--- Material for the task ---

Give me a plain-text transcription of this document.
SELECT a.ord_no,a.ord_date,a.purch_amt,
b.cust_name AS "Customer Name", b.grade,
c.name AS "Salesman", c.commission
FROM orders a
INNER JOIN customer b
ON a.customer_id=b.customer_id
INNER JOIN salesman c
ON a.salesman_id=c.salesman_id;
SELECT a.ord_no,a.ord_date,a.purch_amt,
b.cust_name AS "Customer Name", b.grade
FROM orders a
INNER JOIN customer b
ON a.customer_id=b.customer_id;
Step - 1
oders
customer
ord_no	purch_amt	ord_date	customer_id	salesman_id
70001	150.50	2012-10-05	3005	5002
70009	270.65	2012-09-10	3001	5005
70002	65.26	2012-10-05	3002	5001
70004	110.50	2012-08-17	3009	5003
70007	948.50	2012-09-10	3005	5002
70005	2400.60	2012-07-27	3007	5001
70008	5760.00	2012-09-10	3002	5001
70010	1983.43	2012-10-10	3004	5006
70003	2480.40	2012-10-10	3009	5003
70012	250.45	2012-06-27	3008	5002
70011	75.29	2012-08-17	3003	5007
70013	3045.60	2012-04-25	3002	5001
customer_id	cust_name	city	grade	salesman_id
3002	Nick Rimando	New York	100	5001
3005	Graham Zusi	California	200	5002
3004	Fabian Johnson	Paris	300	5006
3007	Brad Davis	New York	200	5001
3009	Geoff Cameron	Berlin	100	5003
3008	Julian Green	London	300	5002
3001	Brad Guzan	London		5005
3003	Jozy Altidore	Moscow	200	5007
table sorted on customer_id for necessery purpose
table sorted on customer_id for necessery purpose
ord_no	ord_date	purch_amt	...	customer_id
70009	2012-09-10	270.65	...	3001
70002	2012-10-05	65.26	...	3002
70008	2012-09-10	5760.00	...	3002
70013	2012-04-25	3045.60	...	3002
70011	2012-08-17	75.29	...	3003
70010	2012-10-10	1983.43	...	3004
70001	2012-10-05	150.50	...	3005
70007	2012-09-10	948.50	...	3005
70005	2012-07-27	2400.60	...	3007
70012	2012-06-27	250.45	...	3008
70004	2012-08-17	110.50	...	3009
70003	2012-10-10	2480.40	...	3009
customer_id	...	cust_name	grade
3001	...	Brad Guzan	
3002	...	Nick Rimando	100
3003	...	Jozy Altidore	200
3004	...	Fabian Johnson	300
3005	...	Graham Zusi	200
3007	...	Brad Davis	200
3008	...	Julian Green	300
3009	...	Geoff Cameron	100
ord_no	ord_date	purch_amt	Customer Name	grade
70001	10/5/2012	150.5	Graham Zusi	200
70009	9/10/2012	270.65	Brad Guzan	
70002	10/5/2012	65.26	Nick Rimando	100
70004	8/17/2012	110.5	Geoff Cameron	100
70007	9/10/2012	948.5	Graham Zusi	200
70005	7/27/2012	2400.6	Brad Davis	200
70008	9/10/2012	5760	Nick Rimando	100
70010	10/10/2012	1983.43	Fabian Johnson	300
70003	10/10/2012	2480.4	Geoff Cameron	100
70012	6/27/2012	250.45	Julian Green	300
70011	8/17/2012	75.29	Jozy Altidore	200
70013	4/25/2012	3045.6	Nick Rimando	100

---

§ Given request: Return the whole listing exactly.

§ Correct result:
Give me a plain-text transcription of this document.
SELECT a.ord_no,a.ord_date,a.purch_amt,
b.cust_name AS "Customer Name", b.grade,
c.name AS "Salesman", c.commission
FROM orders a
INNER JOIN customer b
ON a.customer_id=b.customer_id
INNER JOIN salesman c
ON a.salesman_id=c.salesman_id;
SELECT a.ord_no,a.ord_date,a.purch_amt,
b.cust_name AS "Customer Name", b.grade
FROM orders a
INNER JOIN customer b
ON a.customer_id=b.customer_id;
Step - 1
oders
customer
ord_no	purch_amt	ord_date	customer_id	salesman_id
70001	150.50	2012-10-05	3005	5002
70009	270.65	2012-09-10	3001	5005
70002	65.26	2012-10-05	3002	5001
70004	110.50	2012-08-17	3009	5003
70007	948.50	2012-09-10	3005	5002
70005	2400.60	2012-07-27	3007	5001
70008	5760.00	2012-09-10	3002	5001
70010	1983.43	2012-10-10	3004	5006
70003	2480.40	2012-10-10	3009	5003
70012	250.45	2012-06-27	3008	5002
70011	75.29	2012-08-17	3003	5007
70013	3045.60	2012-04-25	3002	5001
customer_id	cust_name	city	grade	salesman_id
3002	Nick Rimando	New York	100	5001
3005	Graham Zusi	California	200	5002
3004	Fabian Johnson	Paris	300	5006
3007	Brad Davis	New York	200	5001
3009	Geoff Cameron	Berlin	100	5003
3008	Julian Green	London	300	5002
3001	Brad Guzan	London		5005
3003	Jozy Altidore	Moscow	200	5007
table sorted on customer_id for necessery purpose
table sorted on customer_id for necessery purpose
ord_no	ord_date	purch_amt	...	customer_id
70009	2012-09-10	270.65	...	3001
70002	2012-10-05	65.26	...	3002
70008	2012-09-10	5760.00	...	3002
70013	2012-04-25	3045.60	...	3002
70011	2012-08-17	75.29	...	3003
70010	2012-10-10	1983.43	...	3004
70001	2012-10-05	150.50	...	3005
70007	2012-09-10	948.50	...	3005
70005	2012-07-27	2400.60	...	3007
70012	2012-06-27	250.45	...	3008
70004	2012-08-17	110.50	...	3009
70003	2012-10-10	2480.40	...	3009
customer_id	...	cust_name	grade
3001	...	Brad Guzan	
3002	...	Nick Rimando	100
3003	...	Jozy Altidore	200
3004	...	Fabian Johnson	300
3005	...	Graham Zusi	200
3007	...	Brad Davis	200
3008	...	Julian Green	300
3009	...	Geoff Cameron	100
ord_no	ord_date	purch_amt	Customer Name	grade
70001	10/5/2012	150.5	Graham Zusi	200
70009	9/10/2012	270.65	Brad Guzan	
70002	10/5/2012	65.26	Nick Rimando	100
70004	8/17/2012	110.5	Geoff Cameron	100
70007	9/10/2012	948.5	Graham Zusi	200
70005	7/27/2012	2400.6	Brad Davis	200
70008	9/10/2012	5760	Nick Rimando	100
70010	10/10/2012	1983.43	Fabian Johnson	300
70003	10/10/2012	2480.4	Geoff Cameron	100
70012	6/27/2012	250.45	Julian Green	300
70011	8/17/2012	75.29	Jozy Altidore	200
70013	4/25/2012	3045.6	Nick Rimando	100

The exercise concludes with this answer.